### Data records

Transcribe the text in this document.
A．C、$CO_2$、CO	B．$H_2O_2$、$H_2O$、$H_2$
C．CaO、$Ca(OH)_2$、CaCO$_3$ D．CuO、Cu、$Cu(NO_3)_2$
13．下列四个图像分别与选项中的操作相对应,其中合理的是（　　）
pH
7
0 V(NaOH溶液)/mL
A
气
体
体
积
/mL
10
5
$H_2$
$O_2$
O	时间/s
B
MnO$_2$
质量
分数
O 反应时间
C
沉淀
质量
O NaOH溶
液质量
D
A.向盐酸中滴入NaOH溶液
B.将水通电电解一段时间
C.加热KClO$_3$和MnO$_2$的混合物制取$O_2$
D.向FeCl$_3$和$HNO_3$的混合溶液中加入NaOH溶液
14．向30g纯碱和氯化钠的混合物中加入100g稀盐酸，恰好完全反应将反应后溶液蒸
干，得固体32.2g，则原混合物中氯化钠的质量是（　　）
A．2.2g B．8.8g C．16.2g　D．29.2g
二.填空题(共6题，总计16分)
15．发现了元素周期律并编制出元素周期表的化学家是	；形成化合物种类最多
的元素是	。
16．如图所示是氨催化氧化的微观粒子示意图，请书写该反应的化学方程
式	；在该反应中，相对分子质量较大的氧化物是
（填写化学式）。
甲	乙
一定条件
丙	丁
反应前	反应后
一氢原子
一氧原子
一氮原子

### THE REQUEST
Extract the whole listing, character for character.

### TASK OUTPUT
Transcribe the text in this document.
A．C、$CO_2$、CO	B．$H_2O_2$、$H_2O$、$H_2$
C．CaO、$Ca(OH)_2$、CaCO$_3$ D．CuO、Cu、$Cu(NO_3)_2$
13．下列四个图像分别与选项中的操作相对应,其中合理的是（　　）
pH
7
0 V(NaOH溶液)/mL
A
气
体
体
积
/mL
10
5
$H_2$
$O_2$
O	时间/s
B
MnO$_2$
质量
分数
O 反应时间
C
沉淀
质量
O NaOH溶
液质量
D
A.向盐酸中滴入NaOH溶液
B.将水通电电解一段时间
C.加热KClO$_3$和MnO$_2$的混合物制取$O_2$
D.向FeCl$_3$和$HNO_3$的混合溶液中加入NaOH溶液
14．向30g纯碱和氯化钠的混合物中加入100g稀盐酸，恰好完全反应将反应后溶液蒸
干，得固体32.2g，则原混合物中氯化钠的质量是（　　）
A．2.2g B．8.8g C．16.2g　D．29.2g
二.填空题(共6题，总计16分)
15．发现了元素周期律并编制出元素周期表的化学家是	；形成化合物种类最多
的元素是	。
16．如图所示是氨催化氧化的微观粒子示意图，请书写该反应的化学方程
式	；在该反应中，相对分子质量较大的氧化物是
（填写化学式）。
甲	乙
一定条件
丙	丁
反应前	反应后
一氢原子
一氧原子
一氮原子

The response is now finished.